## START

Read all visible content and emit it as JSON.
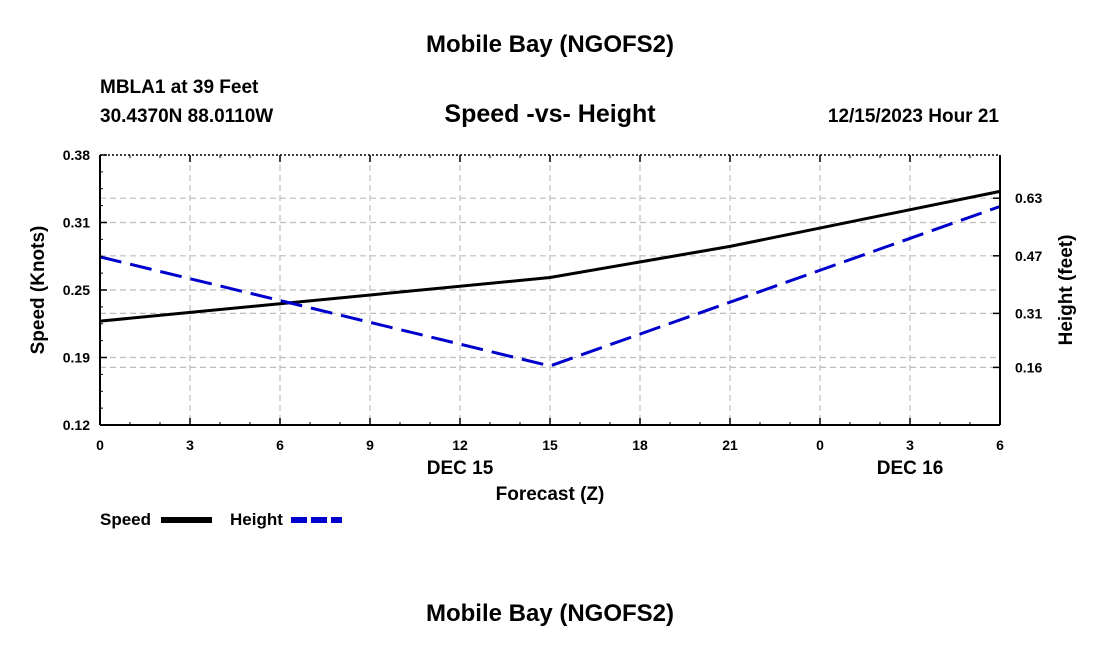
{
  "header": {
    "title": "Mobile Bay (NGOFS2)",
    "station": "MBLA1 at 39 Feet",
    "coords": "30.4370N  88.0110W",
    "subtitle": "Speed -vs- Height",
    "datetime": "12/15/2023 Hour 21"
  },
  "footer": {
    "title": "Mobile Bay (NGOFS2)"
  },
  "chart_data": {
    "type": "line",
    "title": "Speed -vs- Height",
    "xlabel": "Forecast (Z)",
    "ylabel": "Speed (Knots)",
    "y2label": "Height (feet)",
    "x": [
      0,
      15,
      21,
      30
    ],
    "x_ticks": [
      "0",
      "3",
      "6",
      "9",
      "12",
      "15",
      "18",
      "21",
      "0",
      "3",
      "6"
    ],
    "x_range": [
      0,
      30
    ],
    "date_labels": [
      {
        "label": "DEC 15",
        "x": 12
      },
      {
        "label": "DEC 16",
        "x": 27
      }
    ],
    "ylim": [
      0.12,
      0.38
    ],
    "y_ticks": [
      "0.38",
      "0.31",
      "0.25",
      "0.19",
      "0.12"
    ],
    "y2lim": [
      0.0,
      0.75
    ],
    "y2_ticks": [
      "0.63",
      "0.47",
      "0.31",
      "0.16"
    ],
    "grid": true,
    "legend_position": "bottom-left",
    "series": [
      {
        "name": "Speed",
        "axis": "left",
        "color": "#000000",
        "dash": "solid",
        "x": [
          0,
          15,
          21,
          30
        ],
        "values": [
          0.22,
          0.262,
          0.292,
          0.345
        ]
      },
      {
        "name": "Height",
        "axis": "right",
        "color": "#0000cc",
        "dash": "dashed",
        "x": [
          0,
          15,
          30
        ],
        "values": [
          0.467,
          0.164,
          0.607
        ]
      }
    ]
  }
}
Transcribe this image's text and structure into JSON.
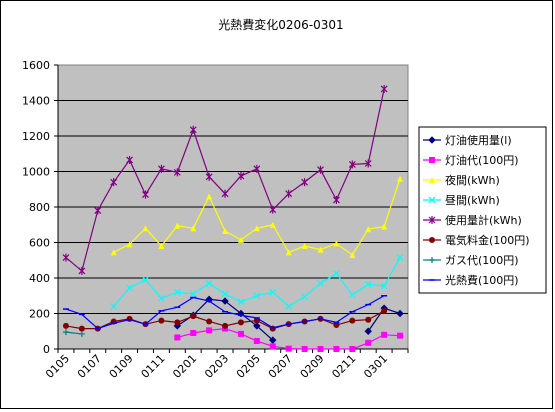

## END

Leave the pictures out, and print every line of the listing exactly as written.

Read all visible content and emit it as JSON.
{
  "header": {
    "title": "Mobile Bay (NGOFS2)",
    "station": "MBLA1 at 39 Feet",
    "coords": "30.4370N  88.0110W",
    "subtitle": "Speed -vs- Height",
    "datetime": "12/15/2023 Hour 21"
  },
  "footer": {
    "title": "Mobile Bay (NGOFS2)"
  },
  "chart_data": {
    "type": "line",
    "title": "Speed -vs- Height",
    "xlabel": "Forecast (Z)",
    "ylabel": "Speed (Knots)",
    "y2label": "Height (feet)",
    "x": [
      0,
      15,
      21,
      30
    ],
    "x_ticks": [
      "0",
      "3",
      "6",
      "9",
      "12",
      "15",
      "18",
      "21",
      "0",
      "3",
      "6"
    ],
    "x_range": [
      0,
      30
    ],
    "date_labels": [
      {
        "label": "DEC 15",
        "x": 12
      },
      {
        "label": "DEC 16",
        "x": 27
      }
    ],
    "ylim": [
      0.12,
      0.38
    ],
    "y_ticks": [
      "0.38",
      "0.31",
      "0.25",
      "0.19",
      "0.12"
    ],
    "y2lim": [
      0.0,
      0.75
    ],
    "y2_ticks": [
      "0.63",
      "0.47",
      "0.31",
      "0.16"
    ],
    "grid": true,
    "legend_position": "bottom-left",
    "series": [
      {
        "name": "Speed",
        "axis": "left",
        "color": "#000000",
        "dash": "solid",
        "x": [
          0,
          15,
          21,
          30
        ],
        "values": [
          0.22,
          0.262,
          0.292,
          0.345
        ]
      },
      {
        "name": "Height",
        "axis": "right",
        "color": "#0000cc",
        "dash": "dashed",
        "x": [
          0,
          15,
          30
        ],
        "values": [
          0.467,
          0.164,
          0.607
        ]
      }
    ]
  }
}
Transcribe this image's text and structure into JSON.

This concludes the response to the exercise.